ENTRIES SHOWN:
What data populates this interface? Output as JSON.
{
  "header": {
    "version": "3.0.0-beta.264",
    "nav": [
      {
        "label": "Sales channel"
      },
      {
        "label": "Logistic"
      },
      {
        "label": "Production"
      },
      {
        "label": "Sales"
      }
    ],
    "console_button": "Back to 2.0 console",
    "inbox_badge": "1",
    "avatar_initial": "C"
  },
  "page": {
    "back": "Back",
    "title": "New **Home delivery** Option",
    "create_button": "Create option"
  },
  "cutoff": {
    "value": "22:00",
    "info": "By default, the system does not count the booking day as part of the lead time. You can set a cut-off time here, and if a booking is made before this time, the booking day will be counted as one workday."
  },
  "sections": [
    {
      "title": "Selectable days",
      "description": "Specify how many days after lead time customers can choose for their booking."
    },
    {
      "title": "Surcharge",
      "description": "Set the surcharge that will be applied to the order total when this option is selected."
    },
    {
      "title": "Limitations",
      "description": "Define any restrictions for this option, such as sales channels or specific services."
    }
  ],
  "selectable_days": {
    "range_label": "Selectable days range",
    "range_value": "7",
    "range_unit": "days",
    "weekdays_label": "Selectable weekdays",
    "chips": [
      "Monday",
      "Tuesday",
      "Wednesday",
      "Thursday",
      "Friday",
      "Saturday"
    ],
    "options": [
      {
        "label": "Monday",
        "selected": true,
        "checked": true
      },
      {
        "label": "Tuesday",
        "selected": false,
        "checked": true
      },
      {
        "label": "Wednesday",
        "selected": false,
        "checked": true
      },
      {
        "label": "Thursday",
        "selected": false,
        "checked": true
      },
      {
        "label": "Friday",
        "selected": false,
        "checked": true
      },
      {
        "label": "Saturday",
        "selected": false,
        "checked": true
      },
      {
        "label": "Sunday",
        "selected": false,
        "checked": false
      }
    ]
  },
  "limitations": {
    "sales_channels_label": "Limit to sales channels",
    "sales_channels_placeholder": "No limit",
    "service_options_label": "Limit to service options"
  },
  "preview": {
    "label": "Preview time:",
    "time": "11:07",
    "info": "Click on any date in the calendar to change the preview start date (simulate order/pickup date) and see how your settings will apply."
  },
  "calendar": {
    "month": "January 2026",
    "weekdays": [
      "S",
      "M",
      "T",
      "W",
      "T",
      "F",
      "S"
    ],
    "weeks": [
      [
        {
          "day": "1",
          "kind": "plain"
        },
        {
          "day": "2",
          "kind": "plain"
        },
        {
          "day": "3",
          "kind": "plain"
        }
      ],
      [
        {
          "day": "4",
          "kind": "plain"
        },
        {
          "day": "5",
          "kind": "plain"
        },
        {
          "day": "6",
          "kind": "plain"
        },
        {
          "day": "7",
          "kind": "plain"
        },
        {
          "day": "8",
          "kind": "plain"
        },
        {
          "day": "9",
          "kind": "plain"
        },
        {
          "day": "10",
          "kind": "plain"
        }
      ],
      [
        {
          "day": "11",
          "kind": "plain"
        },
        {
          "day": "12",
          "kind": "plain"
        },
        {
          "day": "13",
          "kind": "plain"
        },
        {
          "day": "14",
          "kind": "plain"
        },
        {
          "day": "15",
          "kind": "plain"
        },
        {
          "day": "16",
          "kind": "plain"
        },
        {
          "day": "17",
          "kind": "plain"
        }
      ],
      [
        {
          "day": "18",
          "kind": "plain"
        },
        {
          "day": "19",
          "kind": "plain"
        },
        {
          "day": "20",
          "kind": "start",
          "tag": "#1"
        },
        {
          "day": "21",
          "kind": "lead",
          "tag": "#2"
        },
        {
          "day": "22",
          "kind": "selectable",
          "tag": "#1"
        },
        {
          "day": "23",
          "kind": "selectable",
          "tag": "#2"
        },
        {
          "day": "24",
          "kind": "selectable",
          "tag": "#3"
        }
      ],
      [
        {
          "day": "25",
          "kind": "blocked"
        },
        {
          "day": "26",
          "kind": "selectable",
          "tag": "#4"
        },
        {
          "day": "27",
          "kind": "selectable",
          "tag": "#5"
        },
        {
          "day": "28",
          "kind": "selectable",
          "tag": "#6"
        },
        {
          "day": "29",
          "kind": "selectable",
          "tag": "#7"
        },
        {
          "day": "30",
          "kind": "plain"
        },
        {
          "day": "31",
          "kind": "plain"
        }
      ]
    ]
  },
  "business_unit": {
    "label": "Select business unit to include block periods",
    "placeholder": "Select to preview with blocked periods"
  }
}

CHALLENGE: In the entries above, find each line with the word "info" and copy it.

SOLUTION:
    "info": "By default, the system does not count the booking day as part of the lead time. You can set a cut-off time here, and if a booking is made before this time, the booking day will be counted as one workday."
    "info": "Click on any date in the calendar to change the preview start date (simulate order/pickup date) and see how your settings will apply."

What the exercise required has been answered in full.